» Instruction: Write out the whole of the material exactly.

» Supplied records:
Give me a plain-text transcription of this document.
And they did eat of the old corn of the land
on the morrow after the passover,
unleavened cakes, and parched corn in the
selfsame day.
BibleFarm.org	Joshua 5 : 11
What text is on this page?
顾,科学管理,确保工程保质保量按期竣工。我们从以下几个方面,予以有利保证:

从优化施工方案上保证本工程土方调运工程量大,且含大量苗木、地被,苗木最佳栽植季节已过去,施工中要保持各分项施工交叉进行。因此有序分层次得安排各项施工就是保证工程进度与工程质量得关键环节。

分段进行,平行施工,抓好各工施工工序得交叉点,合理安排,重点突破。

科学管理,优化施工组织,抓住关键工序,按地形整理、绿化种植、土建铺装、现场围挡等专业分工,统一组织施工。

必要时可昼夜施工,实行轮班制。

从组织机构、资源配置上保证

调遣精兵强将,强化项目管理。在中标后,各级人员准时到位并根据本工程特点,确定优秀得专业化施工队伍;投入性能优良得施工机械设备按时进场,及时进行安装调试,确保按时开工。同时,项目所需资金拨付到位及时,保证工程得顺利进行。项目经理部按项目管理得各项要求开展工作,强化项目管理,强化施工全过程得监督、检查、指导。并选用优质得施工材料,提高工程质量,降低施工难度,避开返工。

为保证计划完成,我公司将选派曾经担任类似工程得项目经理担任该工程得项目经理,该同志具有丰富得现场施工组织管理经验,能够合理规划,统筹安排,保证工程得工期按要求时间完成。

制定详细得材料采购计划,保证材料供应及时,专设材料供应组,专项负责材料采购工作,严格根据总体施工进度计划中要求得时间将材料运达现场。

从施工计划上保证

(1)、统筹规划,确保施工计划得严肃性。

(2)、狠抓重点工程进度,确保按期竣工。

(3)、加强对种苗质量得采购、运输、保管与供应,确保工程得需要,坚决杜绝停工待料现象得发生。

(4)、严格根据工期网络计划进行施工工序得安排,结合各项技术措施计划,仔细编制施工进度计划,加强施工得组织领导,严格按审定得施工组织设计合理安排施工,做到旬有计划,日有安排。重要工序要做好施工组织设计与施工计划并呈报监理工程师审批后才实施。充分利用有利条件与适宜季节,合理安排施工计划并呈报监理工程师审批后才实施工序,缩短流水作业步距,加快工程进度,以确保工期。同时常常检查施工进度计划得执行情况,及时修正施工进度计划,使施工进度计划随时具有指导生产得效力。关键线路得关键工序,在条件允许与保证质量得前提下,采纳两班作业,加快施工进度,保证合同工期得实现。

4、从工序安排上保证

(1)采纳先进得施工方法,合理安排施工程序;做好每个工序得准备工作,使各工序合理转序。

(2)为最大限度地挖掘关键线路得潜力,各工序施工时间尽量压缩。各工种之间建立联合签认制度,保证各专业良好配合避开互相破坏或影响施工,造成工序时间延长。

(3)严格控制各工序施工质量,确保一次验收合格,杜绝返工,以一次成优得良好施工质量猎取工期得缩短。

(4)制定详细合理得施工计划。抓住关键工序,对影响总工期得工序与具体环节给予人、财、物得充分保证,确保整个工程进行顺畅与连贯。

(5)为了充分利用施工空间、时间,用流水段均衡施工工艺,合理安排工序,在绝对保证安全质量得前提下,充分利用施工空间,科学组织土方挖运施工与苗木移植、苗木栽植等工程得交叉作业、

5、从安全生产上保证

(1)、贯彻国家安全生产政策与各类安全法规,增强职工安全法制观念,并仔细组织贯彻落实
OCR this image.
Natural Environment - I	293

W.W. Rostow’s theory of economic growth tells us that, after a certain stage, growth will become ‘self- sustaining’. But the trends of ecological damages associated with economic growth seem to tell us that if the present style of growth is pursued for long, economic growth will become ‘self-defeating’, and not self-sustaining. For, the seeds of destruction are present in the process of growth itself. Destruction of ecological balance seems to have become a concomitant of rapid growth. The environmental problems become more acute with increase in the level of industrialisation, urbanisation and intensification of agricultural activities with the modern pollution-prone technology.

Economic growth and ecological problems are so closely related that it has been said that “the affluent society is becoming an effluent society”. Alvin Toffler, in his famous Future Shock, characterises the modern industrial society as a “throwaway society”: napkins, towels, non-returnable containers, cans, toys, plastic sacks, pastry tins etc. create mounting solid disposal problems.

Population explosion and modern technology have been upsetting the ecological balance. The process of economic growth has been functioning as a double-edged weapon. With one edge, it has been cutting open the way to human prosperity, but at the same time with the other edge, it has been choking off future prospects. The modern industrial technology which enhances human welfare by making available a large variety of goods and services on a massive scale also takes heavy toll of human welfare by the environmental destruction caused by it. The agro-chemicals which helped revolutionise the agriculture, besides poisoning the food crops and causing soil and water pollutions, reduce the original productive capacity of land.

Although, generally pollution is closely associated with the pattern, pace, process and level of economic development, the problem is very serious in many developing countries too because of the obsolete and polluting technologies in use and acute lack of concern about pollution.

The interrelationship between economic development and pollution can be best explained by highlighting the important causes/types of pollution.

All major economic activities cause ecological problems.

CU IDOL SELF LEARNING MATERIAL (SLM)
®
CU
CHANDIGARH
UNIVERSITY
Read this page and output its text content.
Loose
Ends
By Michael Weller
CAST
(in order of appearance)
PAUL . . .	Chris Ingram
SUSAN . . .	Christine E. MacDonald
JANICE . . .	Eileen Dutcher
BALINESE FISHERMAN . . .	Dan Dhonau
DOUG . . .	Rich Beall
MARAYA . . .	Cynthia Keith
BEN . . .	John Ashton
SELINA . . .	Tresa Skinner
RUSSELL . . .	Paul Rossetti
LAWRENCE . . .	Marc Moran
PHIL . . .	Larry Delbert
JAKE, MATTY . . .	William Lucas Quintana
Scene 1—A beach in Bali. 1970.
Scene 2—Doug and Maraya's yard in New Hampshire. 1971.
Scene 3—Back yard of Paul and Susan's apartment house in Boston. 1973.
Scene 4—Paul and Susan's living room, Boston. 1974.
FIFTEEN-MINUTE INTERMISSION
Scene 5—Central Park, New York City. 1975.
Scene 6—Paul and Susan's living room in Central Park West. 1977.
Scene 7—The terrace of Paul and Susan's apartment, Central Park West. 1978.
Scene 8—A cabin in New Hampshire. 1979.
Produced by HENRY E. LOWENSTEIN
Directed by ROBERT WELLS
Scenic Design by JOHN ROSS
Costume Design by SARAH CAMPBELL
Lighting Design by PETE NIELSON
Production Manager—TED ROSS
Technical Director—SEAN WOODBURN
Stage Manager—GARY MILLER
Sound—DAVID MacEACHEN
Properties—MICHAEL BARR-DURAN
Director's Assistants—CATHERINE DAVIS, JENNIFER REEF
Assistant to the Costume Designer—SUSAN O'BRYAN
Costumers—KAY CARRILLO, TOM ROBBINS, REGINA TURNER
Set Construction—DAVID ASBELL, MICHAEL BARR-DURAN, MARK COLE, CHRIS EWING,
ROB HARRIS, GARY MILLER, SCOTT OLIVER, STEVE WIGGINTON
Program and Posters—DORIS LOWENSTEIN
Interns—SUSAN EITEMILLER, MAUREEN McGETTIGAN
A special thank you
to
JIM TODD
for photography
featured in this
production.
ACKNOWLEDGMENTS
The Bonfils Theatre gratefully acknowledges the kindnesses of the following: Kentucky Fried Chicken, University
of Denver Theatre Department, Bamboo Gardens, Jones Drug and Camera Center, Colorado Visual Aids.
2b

» Written response:
Give me a plain-text transcription of this document.
And they did eat of the old corn of the land
on the morrow after the passover,
unleavened cakes, and parched corn in the
selfsame day.
BibleFarm.org	Joshua 5 : 11
What text is on this page?
顾,科学管理,确保工程保质保量按期竣工。我们从以下几个方面,予以有利保证:

从优化施工方案上保证本工程土方调运工程量大,且含大量苗木、地被,苗木最佳栽植季节已过去,施工中要保持各分项施工交叉进行。因此有序分层次得安排各项施工就是保证工程进度与工程质量得关键环节。

分段进行,平行施工,抓好各工施工工序得交叉点,合理安排,重点突破。

科学管理,优化施工组织,抓住关键工序,按地形整理、绿化种植、土建铺装、现场围挡等专业分工,统一组织施工。

必要时可昼夜施工,实行轮班制。

从组织机构、资源配置上保证

调遣精兵强将,强化项目管理。在中标后,各级人员准时到位并根据本工程特点,确定优秀得专业化施工队伍;投入性能优良得施工机械设备按时进场,及时进行安装调试,确保按时开工。同时,项目所需资金拨付到位及时,保证工程得顺利进行。项目经理部按项目管理得各项要求开展工作,强化项目管理,强化施工全过程得监督、检查、指导。并选用优质得施工材料,提高工程质量,降低施工难度,避开返工。

为保证计划完成,我公司将选派曾经担任类似工程得项目经理担任该工程得项目经理,该同志具有丰富得现场施工组织管理经验,能够合理规划,统筹安排,保证工程得工期按要求时间完成。

制定详细得材料采购计划,保证材料供应及时,专设材料供应组,专项负责材料采购工作,严格根据总体施工进度计划中要求得时间将材料运达现场。

从施工计划上保证

(1)、统筹规划,确保施工计划得严肃性。

(2)、狠抓重点工程进度,确保按期竣工。

(3)、加强对种苗质量得采购、运输、保管与供应,确保工程得需要,坚决杜绝停工待料现象得发生。

(4)、严格根据工期网络计划进行施工工序得安排,结合各项技术措施计划,仔细编制施工进度计划,加强施工得组织领导,严格按审定得施工组织设计合理安排施工,做到旬有计划,日有安排。重要工序要做好施工组织设计与施工计划并呈报监理工程师审批后才实施。充分利用有利条件与适宜季节,合理安排施工计划并呈报监理工程师审批后才实施工序,缩短流水作业步距,加快工程进度,以确保工期。同时常常检查施工进度计划得执行情况,及时修正施工进度计划,使施工进度计划随时具有指导生产得效力。关键线路得关键工序,在条件允许与保证质量得前提下,采纳两班作业,加快施工进度,保证合同工期得实现。

4、从工序安排上保证

(1)采纳先进得施工方法,合理安排施工程序;做好每个工序得准备工作,使各工序合理转序。

(2)为最大限度地挖掘关键线路得潜力,各工序施工时间尽量压缩。各工种之间建立联合签认制度,保证各专业良好配合避开互相破坏或影响施工,造成工序时间延长。

(3)严格控制各工序施工质量,确保一次验收合格,杜绝返工,以一次成优得良好施工质量猎取工期得缩短。

(4)制定详细合理得施工计划。抓住关键工序,对影响总工期得工序与具体环节给予人、财、物得充分保证,确保整个工程进行顺畅与连贯。

(5)为了充分利用施工空间、时间,用流水段均衡施工工艺,合理安排工序,在绝对保证安全质量得前提下,充分利用施工空间,科学组织土方挖运施工与苗木移植、苗木栽植等工程得交叉作业、

5、从安全生产上保证

(1)、贯彻国家安全生产政策与各类安全法规,增强职工安全法制观念,并仔细组织贯彻落实
OCR this image.
Natural Environment - I	293

W.W. Rostow’s theory of economic growth tells us that, after a certain stage, growth will become ‘self- sustaining’. But the trends of ecological damages associated with economic growth seem to tell us that if the present style of growth is pursued for long, economic growth will become ‘self-defeating’, and not self-sustaining. For, the seeds of destruction are present in the process of growth itself. Destruction of ecological balance seems to have become a concomitant of rapid growth. The environmental problems become more acute with increase in the level of industrialisation, urbanisation and intensification of agricultural activities with the modern pollution-prone technology.

Economic growth and ecological problems are so closely related that it has been said that “the affluent society is becoming an effluent society”. Alvin Toffler, in his famous Future Shock, characterises the modern industrial society as a “throwaway society”: napkins, towels, non-returnable containers, cans, toys, plastic sacks, pastry tins etc. create mounting solid disposal problems.

Population explosion and modern technology have been upsetting the ecological balance. The process of economic growth has been functioning as a double-edged weapon. With one edge, it has been cutting open the way to human prosperity, but at the same time with the other edge, it has been choking off future prospects. The modern industrial technology which enhances human welfare by making available a large variety of goods and services on a massive scale also takes heavy toll of human welfare by the environmental destruction caused by it. The agro-chemicals which helped revolutionise the agriculture, besides poisoning the food crops and causing soil and water pollutions, reduce the original productive capacity of land.

Although, generally pollution is closely associated with the pattern, pace, process and level of economic development, the problem is very serious in many developing countries too because of the obsolete and polluting technologies in use and acute lack of concern about pollution.

The interrelationship between economic development and pollution can be best explained by highlighting the important causes/types of pollution.

All major economic activities cause ecological problems.

CU IDOL SELF LEARNING MATERIAL (SLM)
®
CU
CHANDIGARH
UNIVERSITY
Read this page and output its text content.
Loose
Ends
By Michael Weller
CAST
(in order of appearance)
PAUL . . .	Chris Ingram
SUSAN . . .	Christine E. MacDonald
JANICE . . .	Eileen Dutcher
BALINESE FISHERMAN . . .	Dan Dhonau
DOUG . . .	Rich Beall
MARAYA . . .	Cynthia Keith
BEN . . .	John Ashton
SELINA . . .	Tresa Skinner
RUSSELL . . .	Paul Rossetti
LAWRENCE . . .	Marc Moran
PHIL . . .	Larry Delbert
JAKE, MATTY . . .	William Lucas Quintana
Scene 1—A beach in Bali. 1970.
Scene 2—Doug and Maraya's yard in New Hampshire. 1971.
Scene 3—Back yard of Paul and Susan's apartment house in Boston. 1973.
Scene 4—Paul and Susan's living room, Boston. 1974.
FIFTEEN-MINUTE INTERMISSION
Scene 5—Central Park, New York City. 1975.
Scene 6—Paul and Susan's living room in Central Park West. 1977.
Scene 7—The terrace of Paul and Susan's apartment, Central Park West. 1978.
Scene 8—A cabin in New Hampshire. 1979.
Produced by HENRY E. LOWENSTEIN
Directed by ROBERT WELLS
Scenic Design by JOHN ROSS
Costume Design by SARAH CAMPBELL
Lighting Design by PETE NIELSON
Production Manager—TED ROSS
Technical Director—SEAN WOODBURN
Stage Manager—GARY MILLER
Sound—DAVID MacEACHEN
Properties—MICHAEL BARR-DURAN
Director's Assistants—CATHERINE DAVIS, JENNIFER REEF
Assistant to the Costume Designer—SUSAN O'BRYAN
Costumers—KAY CARRILLO, TOM ROBBINS, REGINA TURNER
Set Construction—DAVID ASBELL, MICHAEL BARR-DURAN, MARK COLE, CHRIS EWING,
ROB HARRIS, GARY MILLER, SCOTT OLIVER, STEVE WIGGINTON
Program and Posters—DORIS LOWENSTEIN
Interns—SUSAN EITEMILLER, MAUREEN McGETTIGAN
A special thank you
to
JIM TODD
for photography
featured in this
production.
ACKNOWLEDGMENTS
The Bonfils Theatre gratefully acknowledges the kindnesses of the following: Kentucky Fried Chicken, University
of Denver Theatre Department, Bamboo Gardens, Jones Drug and Camera Center, Colorado Visual Aids.
2b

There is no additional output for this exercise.